DATA SHOWN -
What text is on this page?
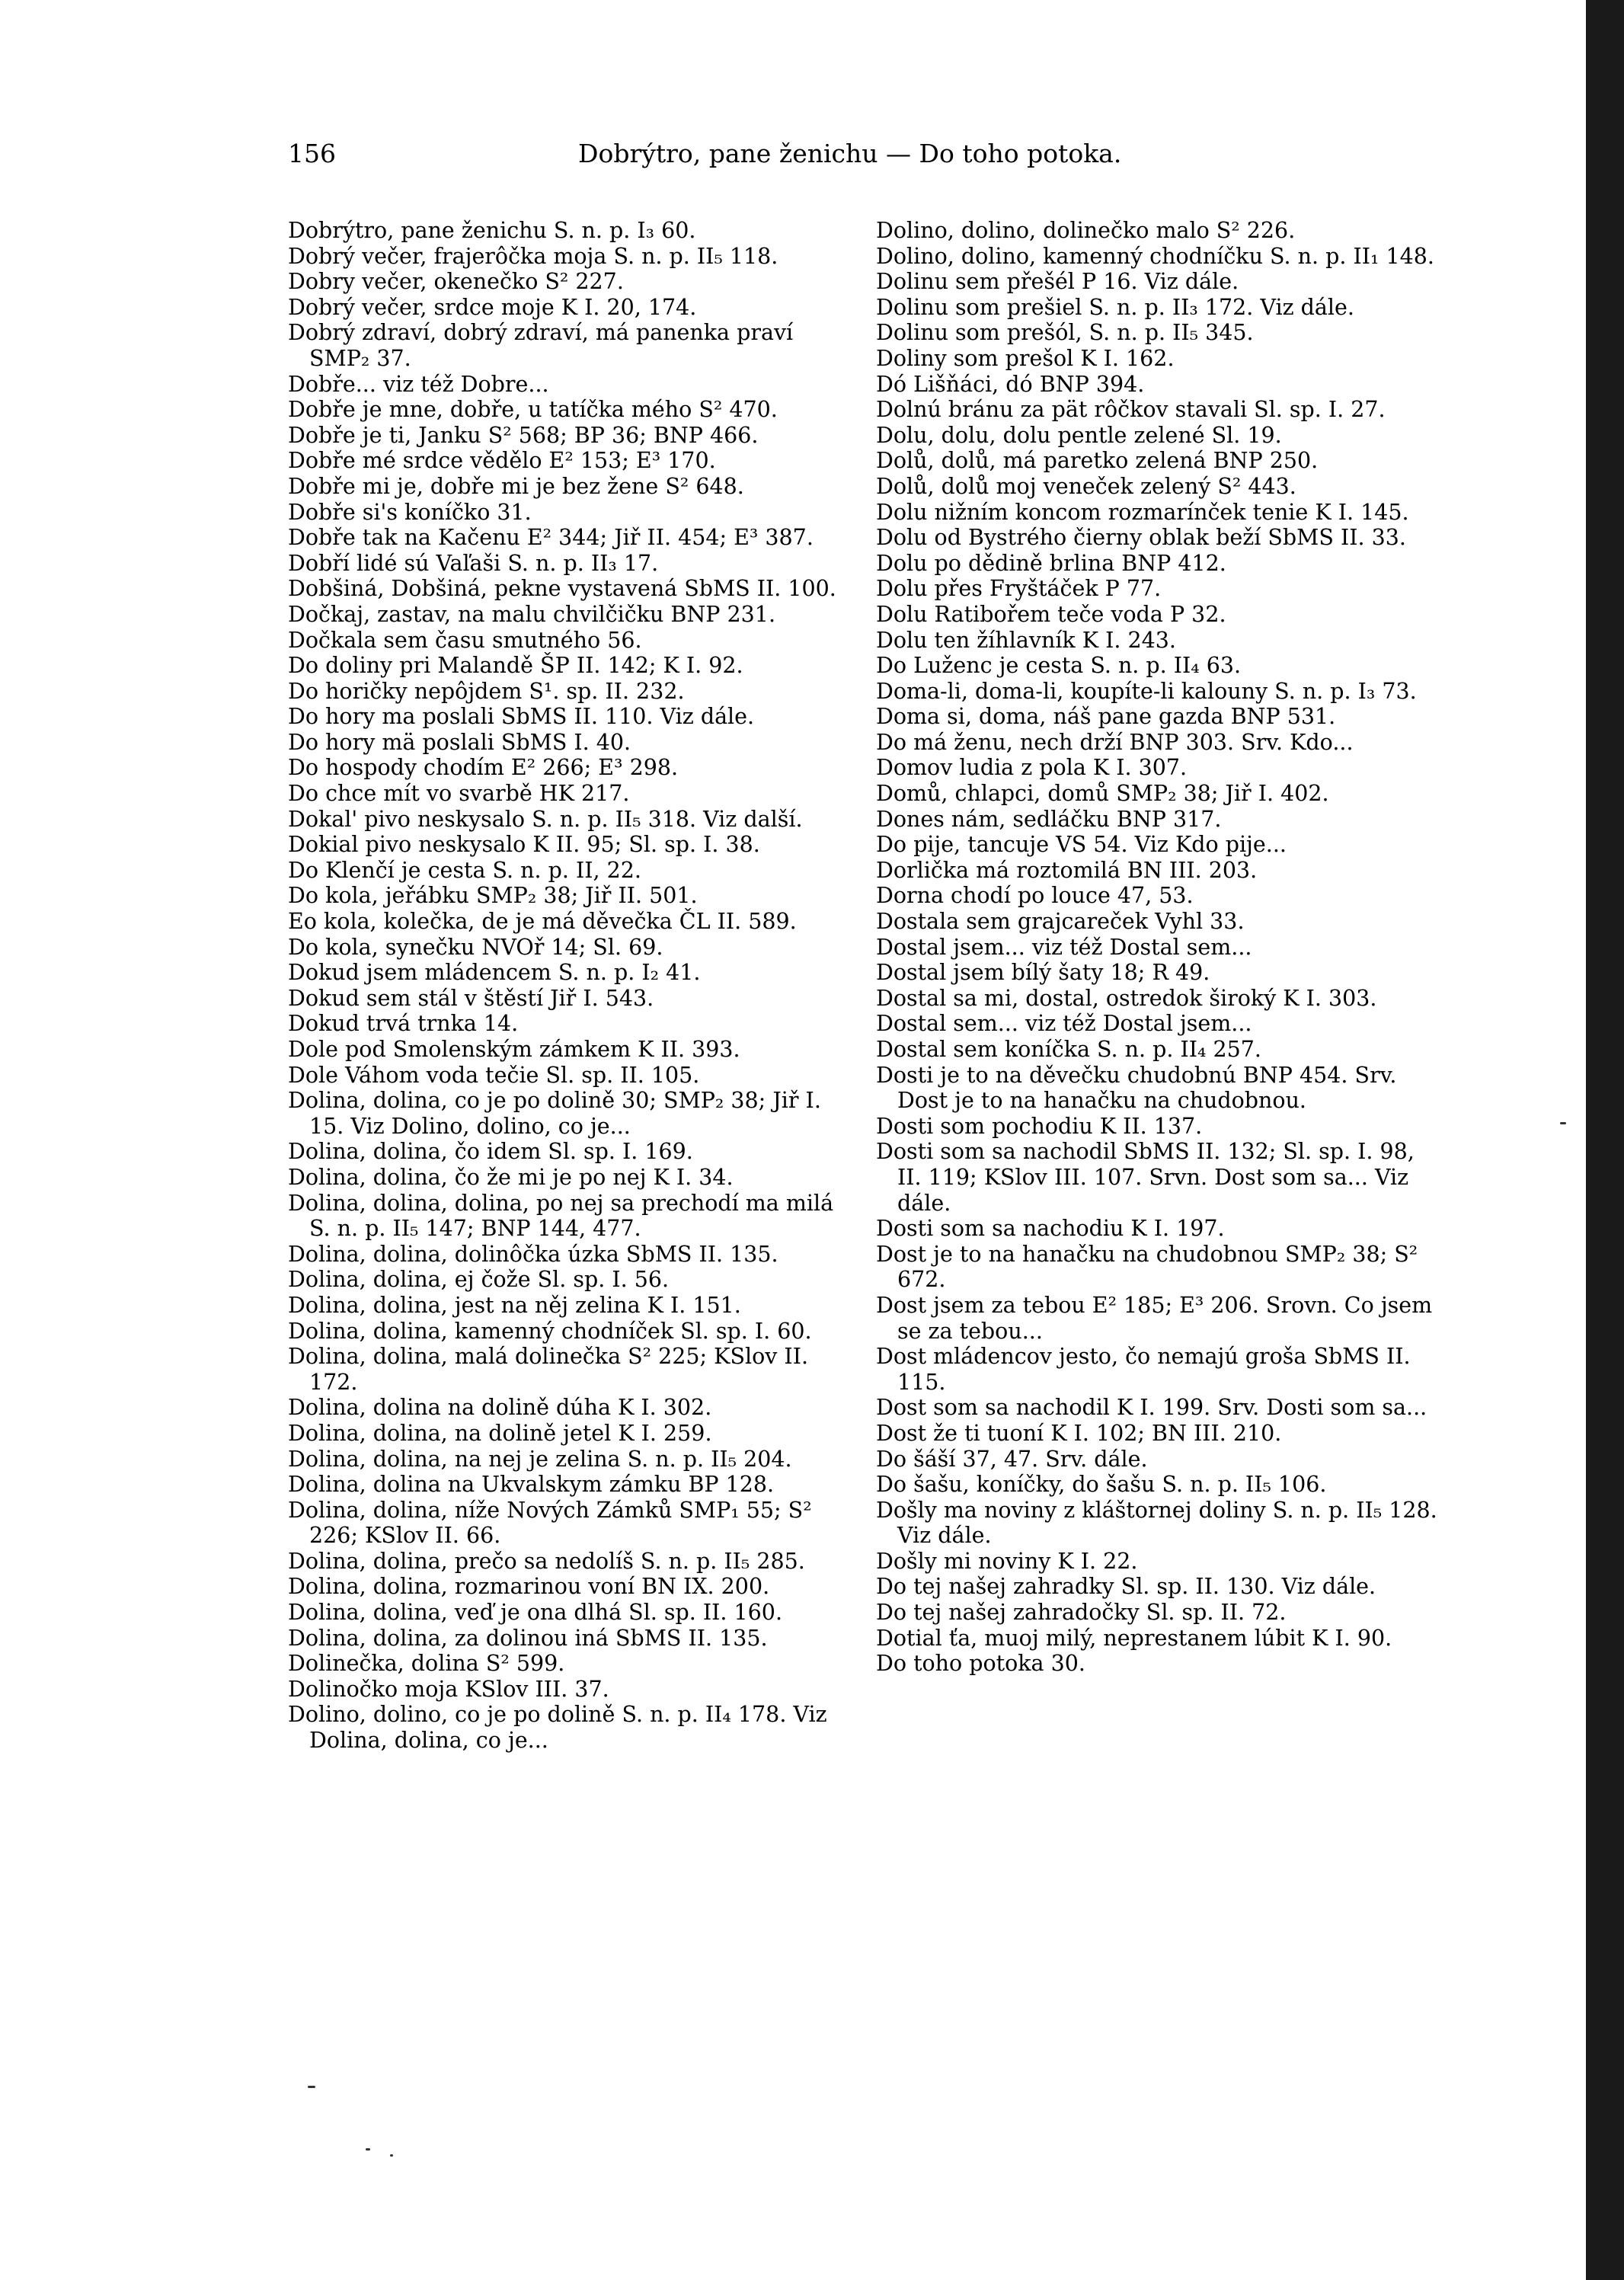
156	Dobrýtro, pane ženichu — Do toho potoka.

Dobrýtro, pane ženichu S. n. p. I₃ 60.

Dobrý večer, frajerôčka moja S. n. p. II₅ 118.

Dobry večer, okenečko S² 227.

Dobrý večer, srdce moje K I. 20, 174.

Dobrý zdraví, dobrý zdraví, má panenka praví SMP₂ 37.

Dobře... viz též Dobre...

Dobře je mne, dobře, u tatíčka mého S² 470.

Dobře je ti, Janku S² 568; BP 36; BNP 466.

Dobře mé srdce vědělo E² 153; E³ 170.

Dobře mi je, dobře mi je bez žene S² 648.

Dobře si's koníčko 31.

Dobře tak na Kačenu E² 344; Jiř II. 454; E³ 387.

Dobří lidé sú Vaľaši S. n. p. II₃ 17.

Dobšiná, Dobšiná, pekne vystavená SbMS II. 100.

Dočkaj, zastav, na malu chvilčičku BNP 231.

Dočkala sem času smutného 56.

Do doliny pri Malandě ŠP II. 142; K I. 92.

Do horičky nepôjdem S¹. sp. II. 232.

Do hory ma poslali SbMS II. 110. Viz dále.

Do hory mä poslali SbMS I. 40.

Do hospody chodím E² 266; E³ 298.

Do chce mít vo svarbě HK 217.

Dokal' pivo neskysalo S. n. p. II₅ 318. Viz další.

Dokial pivo neskysalo K II. 95; Sl. sp. I. 38.

Do Klenčí je cesta S. n. p. II, 22.

Do kola, jeřábku SMP₂ 38; Jiř II. 501.

Eo kola, kolečka, de je má děvečka ČL II. 589.

Do kola, synečku NVOř 14; Sl. 69.

Dokud jsem mládencem S. n. p. I₂ 41.

Dokud sem stál v štěstí Jiř I. 543.

Dokud trvá trnka 14.

Dole pod Smolenským zámkem K II. 393.

Dole Váhom voda tečie Sl. sp. II. 105.

Dolina, dolina, co je po dolině 30; SMP₂ 38; Jiř I. 15. Viz Dolino, dolino, co je...

Dolina, dolina, čo idem Sl. sp. I. 169.

Dolina, dolina, čo že mi je po nej K I. 34.

Dolina, dolina, dolina, po nej sa prechodí ma milá S. n. p. II₅ 147; BNP 144, 477.

Dolina, dolina, dolinôčka úzka SbMS II. 135.

Dolina, dolina, ej čože Sl. sp. I. 56.

Dolina, dolina, jest na něj zelina K I. 151.

Dolina, dolina, kamenný chodníček Sl. sp. I. 60.

Dolina, dolina, malá dolinečka S² 225; KSlov II. 172.

Dolina, dolina na dolině dúha K I. 302.

Dolina, dolina, na dolině jetel K I. 259.

Dolina, dolina, na nej je zelina S. n. p. II₅ 204.

Dolina, dolina na Ukvalskym zámku BP 128.

Dolina, dolina, níže Nových Zámků SMP₁ 55; S² 226; KSlov II. 66.

Dolina, dolina, prečo sa nedolíš S. n. p. II₅ 285.

Dolina, dolina, rozmarinou voní BN IX. 200.

Dolina, dolina, veď je ona dlhá Sl. sp. II. 160.

Dolina, dolina, za dolinou iná SbMS II. 135.

Dolinečka, dolina S² 599.

Dolinočko moja KSlov III. 37.

Dolino, dolino, co je po dolině S. n. p. II₄ 178. Viz Dolina, dolina, co je...

Dolino, dolino, dolinečko malo S² 226.

Dolino, dolino, kamenný chodníčku S. n. p. II₁ 148.

Dolinu sem přešél P 16. Viz dále.

Dolinu som prešiel S. n. p. II₃ 172. Viz dále.

Dolinu som prešól, S. n. p. II₅ 345.

Doliny som prešol K I. 162.

Dó Lišňáci, dó BNP 394.

Dolnú bránu za pät rôčkov stavali Sl. sp. I. 27.

Dolu, dolu, dolu pentle zelené Sl. 19.

Dolů, dolů, má paretko zelená BNP 250.

Dolů, dolů moj veneček zelený S² 443.

Dolu nižním koncom rozmarínček tenie K I. 145.

Dolu od Bystrého čierny oblak beží SbMS II. 33.

Dolu po dědině brlina BNP 412.

Dolu přes Fryštáček P 77.

Dolu Ratibořem teče voda P 32.

Dolu ten žíhlavník K I. 243.

Do Luženc je cesta S. n. p. II₄ 63.

Doma-li, doma-li, koupíte-li kalouny S. n. p. I₃ 73.

Doma si, doma, náš pane gazda BNP 531.

Do má ženu, nech drží BNP 303. Srv. Kdo...

Domov ludia z pola K I. 307.

Domů, chlapci, domů SMP₂ 38; Jiř I. 402.

Dones nám, sedláčku BNP 317.

Do pije, tancuje VS 54. Viz Kdo pije...

Dorlička má roztomilá BN III. 203.

Dorna chodí po louce 47, 53.

Dostala sem grajcareček Vyhl 33.

Dostal jsem... viz též Dostal sem...

Dostal jsem bílý šaty 18; R 49.

Dostal sa mi, dostal, ostredok široký K I. 303.

Dostal sem... viz též Dostal jsem...

Dostal sem koníčka S. n. p. II₄ 257.

Dosti je to na děvečku chudobnú BNP 454. Srv. Dost je to na hanačku na chudobnou.

Dosti som pochodiu K II. 137.

Dosti som sa nachodil SbMS II. 132; Sl. sp. I. 98, II. 119; KSlov III. 107. Srvn. Dost som sa... Viz dále.

Dosti som sa nachodiu K I. 197.

Dost je to na hanačku na chudobnou SMP₂ 38; S² 672.

Dost jsem za tebou E² 185; E³ 206. Srovn. Co jsem se za tebou...

Dost mládencov jesto, čo nemajú groša SbMS II. 115.

Dost som sa nachodil K I. 199. Srv. Dosti som sa...

Dost že ti tuoní K I. 102; BN III. 210.

Do šáší 37, 47. Srv. dále.

Do šašu, koníčky, do šašu S. n. p. II₅ 106.

Došly ma noviny z kláštornej doliny S. n. p. II₅ 128. Viz dále.

Došly mi noviny K I. 22.

Do tej našej zahradky Sl. sp. II. 130. Viz dále.

Do tej našej zahradočky Sl. sp. II. 72.

Dotial ťa, muoj milý, neprestanem lúbit K I. 90.

Do toho potoka 30.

INSTRUCTIONS TO FOLLOW -
Extract each line holding the word "jsem" from the records.

RESPONSE TO THIS TASK -
Dokud jsem mládencem S. n. p. I₂ 41.
Dostal jsem... viz též Dostal sem...
Dostal jsem bílý šaty 18; R 49.
Dostal sem... viz též Dostal jsem...
Dost jsem za tebou E² 185; E³ 206. Srovn. Co jsem se za tebou...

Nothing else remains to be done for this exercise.